Stated goal: Could you transcribe the material below exactly, without leaving out a single line?

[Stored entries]

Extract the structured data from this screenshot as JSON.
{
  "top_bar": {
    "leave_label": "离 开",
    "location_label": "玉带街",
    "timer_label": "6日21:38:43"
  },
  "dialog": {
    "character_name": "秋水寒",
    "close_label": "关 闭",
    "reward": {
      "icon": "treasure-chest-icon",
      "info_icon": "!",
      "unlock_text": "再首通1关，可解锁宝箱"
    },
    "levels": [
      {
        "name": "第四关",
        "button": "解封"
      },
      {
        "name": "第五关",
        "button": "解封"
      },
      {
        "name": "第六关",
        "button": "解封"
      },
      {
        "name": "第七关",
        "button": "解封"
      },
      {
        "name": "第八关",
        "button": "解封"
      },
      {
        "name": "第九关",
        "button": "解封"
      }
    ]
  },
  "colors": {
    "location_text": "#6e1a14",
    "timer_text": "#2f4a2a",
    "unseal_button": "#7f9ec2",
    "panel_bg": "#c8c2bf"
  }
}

Exercise solution:
Extract the structured data from this screenshot as JSON.
{
  "top_bar": {
    "leave_label": "离 开",
    "location_label": "玉带街",
    "timer_label": "6日21:38:43"
  },
  "dialog": {
    "character_name": "秋水寒",
    "close_label": "关 闭",
    "reward": {
      "icon": "treasure-chest-icon",
      "info_icon": "!",
      "unlock_text": "再首通1关，可解锁宝箱"
    },
    "levels": [
      {
        "name": "第四关",
        "button": "解封"
      },
      {
        "name": "第五关",
        "button": "解封"
      },
      {
        "name": "第六关",
        "button": "解封"
      },
      {
        "name": "第七关",
        "button": "解封"
      },
      {
        "name": "第八关",
        "button": "解封"
      },
      {
        "name": "第九关",
        "button": "解封"
      }
    ]
  },
  "colors": {
    "location_text": "#6e1a14",
    "timer_text": "#2f4a2a",
    "unseal_button": "#7f9ec2",
    "panel_bg": "#c8c2bf"
  }
}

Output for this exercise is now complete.